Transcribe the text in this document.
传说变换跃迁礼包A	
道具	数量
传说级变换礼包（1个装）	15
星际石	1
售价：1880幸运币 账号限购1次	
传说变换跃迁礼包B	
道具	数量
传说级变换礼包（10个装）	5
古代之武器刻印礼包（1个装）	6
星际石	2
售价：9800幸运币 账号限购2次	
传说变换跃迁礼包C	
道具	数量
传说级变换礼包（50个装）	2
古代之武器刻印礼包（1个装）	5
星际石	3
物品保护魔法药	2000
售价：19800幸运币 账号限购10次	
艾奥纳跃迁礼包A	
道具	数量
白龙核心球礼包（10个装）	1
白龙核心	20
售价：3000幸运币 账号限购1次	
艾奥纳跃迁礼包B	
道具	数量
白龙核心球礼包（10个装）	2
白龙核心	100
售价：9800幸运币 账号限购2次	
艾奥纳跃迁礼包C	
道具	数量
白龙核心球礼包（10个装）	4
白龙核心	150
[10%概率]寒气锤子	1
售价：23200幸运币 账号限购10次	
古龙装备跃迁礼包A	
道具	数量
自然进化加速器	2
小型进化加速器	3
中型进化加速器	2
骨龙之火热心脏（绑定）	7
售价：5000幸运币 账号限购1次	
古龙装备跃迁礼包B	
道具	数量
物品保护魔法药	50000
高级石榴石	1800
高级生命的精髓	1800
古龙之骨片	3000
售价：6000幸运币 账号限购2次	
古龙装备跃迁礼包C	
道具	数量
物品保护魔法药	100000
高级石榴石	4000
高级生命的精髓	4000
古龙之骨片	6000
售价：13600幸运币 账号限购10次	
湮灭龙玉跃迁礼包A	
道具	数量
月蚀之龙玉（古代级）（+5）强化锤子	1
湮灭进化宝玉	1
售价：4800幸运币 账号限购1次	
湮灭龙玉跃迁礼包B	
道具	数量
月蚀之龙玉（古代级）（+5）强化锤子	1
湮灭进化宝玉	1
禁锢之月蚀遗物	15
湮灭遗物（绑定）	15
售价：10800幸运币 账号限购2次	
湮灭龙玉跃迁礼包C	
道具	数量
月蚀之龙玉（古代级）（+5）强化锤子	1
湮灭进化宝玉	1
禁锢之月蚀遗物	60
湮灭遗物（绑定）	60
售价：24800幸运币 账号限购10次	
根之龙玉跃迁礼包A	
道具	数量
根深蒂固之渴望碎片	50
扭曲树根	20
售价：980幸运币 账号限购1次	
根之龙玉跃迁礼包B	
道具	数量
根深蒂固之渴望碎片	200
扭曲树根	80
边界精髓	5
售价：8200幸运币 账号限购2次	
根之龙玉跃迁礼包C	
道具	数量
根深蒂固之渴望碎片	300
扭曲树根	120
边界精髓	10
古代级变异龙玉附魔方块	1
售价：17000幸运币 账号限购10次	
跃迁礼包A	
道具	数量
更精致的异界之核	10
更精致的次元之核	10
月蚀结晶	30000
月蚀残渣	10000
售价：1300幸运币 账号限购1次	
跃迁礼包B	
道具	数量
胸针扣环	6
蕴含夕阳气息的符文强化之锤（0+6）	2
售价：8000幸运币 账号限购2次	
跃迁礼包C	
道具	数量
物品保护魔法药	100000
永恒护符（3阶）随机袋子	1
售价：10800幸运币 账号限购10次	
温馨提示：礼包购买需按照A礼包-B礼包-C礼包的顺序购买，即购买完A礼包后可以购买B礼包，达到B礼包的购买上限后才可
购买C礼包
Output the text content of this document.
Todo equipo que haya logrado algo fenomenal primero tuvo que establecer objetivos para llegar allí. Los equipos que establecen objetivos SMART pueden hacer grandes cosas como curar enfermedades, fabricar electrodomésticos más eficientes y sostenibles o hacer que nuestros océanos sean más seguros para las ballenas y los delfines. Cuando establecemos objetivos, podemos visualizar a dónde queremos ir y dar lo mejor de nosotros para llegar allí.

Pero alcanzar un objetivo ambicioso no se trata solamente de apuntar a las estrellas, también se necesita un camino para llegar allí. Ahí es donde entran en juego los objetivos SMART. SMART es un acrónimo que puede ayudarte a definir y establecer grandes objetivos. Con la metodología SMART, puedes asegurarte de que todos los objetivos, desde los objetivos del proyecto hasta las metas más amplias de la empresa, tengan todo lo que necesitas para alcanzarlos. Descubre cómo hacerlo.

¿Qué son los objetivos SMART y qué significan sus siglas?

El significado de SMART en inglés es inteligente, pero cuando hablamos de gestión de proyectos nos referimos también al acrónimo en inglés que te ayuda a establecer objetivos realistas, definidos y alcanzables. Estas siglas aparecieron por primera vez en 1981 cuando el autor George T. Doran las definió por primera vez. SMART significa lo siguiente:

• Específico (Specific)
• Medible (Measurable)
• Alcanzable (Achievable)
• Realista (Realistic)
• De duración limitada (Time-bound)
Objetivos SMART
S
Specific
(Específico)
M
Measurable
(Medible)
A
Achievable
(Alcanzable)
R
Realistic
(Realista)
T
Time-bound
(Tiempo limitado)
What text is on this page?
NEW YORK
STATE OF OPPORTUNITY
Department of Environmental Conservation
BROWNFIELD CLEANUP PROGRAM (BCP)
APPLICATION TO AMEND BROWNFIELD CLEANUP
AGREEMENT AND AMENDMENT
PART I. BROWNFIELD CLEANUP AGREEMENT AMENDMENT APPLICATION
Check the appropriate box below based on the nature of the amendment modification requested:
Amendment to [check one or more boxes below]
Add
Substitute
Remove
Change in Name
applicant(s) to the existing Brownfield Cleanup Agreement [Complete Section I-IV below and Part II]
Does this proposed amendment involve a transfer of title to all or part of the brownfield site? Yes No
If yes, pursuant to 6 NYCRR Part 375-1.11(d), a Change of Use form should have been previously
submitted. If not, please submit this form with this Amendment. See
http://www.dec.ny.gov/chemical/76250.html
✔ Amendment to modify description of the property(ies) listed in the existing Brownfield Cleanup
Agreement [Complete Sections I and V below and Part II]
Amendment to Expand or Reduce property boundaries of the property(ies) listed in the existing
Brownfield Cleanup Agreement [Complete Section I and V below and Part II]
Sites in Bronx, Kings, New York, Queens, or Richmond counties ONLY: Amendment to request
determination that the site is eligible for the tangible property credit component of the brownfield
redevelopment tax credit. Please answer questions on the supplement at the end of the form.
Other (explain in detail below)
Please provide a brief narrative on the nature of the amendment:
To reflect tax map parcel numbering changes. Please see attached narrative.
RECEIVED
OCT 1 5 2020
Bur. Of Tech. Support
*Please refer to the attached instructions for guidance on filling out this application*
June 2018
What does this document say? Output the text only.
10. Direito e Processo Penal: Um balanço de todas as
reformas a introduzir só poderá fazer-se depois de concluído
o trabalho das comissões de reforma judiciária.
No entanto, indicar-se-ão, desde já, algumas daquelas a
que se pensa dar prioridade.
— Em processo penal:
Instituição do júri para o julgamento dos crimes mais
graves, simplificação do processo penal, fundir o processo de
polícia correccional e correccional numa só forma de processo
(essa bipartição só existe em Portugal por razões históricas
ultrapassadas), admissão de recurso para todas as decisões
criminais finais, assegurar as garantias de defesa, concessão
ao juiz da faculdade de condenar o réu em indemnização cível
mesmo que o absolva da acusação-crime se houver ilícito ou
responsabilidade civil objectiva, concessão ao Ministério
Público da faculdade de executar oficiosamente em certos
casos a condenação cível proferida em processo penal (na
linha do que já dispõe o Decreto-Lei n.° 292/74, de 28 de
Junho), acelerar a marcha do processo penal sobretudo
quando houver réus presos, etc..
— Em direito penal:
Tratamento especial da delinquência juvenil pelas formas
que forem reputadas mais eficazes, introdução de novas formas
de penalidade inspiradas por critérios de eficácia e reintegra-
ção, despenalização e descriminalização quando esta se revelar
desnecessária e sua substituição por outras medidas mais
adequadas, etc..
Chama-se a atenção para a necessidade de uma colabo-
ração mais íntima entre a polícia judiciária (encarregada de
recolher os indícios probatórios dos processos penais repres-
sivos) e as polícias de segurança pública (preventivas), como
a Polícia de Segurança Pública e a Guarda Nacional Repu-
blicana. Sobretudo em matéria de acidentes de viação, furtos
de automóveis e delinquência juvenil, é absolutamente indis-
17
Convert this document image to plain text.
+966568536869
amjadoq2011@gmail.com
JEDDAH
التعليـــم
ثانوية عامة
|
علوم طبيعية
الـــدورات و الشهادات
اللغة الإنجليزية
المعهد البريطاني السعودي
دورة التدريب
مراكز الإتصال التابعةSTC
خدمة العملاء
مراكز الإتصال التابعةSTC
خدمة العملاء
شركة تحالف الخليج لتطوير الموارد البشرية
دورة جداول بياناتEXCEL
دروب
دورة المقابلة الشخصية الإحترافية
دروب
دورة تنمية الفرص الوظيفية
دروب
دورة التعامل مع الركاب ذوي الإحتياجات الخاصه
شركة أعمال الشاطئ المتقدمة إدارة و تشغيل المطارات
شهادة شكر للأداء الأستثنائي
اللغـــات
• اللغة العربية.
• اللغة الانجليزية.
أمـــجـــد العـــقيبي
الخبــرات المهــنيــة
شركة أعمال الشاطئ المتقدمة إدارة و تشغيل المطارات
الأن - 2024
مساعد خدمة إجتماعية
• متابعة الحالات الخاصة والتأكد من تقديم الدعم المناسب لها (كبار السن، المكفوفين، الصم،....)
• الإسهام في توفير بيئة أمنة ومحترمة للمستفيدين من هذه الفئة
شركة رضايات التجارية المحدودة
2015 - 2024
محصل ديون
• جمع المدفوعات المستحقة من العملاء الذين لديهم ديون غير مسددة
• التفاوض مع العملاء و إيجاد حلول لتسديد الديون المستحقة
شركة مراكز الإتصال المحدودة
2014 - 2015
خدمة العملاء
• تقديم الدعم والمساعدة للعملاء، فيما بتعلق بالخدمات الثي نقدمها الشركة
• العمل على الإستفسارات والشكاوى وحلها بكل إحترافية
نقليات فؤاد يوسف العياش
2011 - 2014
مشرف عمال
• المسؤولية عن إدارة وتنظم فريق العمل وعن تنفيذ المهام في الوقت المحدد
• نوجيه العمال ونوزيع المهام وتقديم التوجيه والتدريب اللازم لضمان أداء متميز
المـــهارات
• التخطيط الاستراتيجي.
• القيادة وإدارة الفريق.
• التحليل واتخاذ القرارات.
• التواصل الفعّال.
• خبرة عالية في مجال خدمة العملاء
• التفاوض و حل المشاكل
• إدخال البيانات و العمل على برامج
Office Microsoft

+--

» Aim of the exercise
Each line above that includes "اللغة" should be shown.

» Problem solution
اللغة الإنجليزية
• اللغة العربية.
• اللغة الانجليزية.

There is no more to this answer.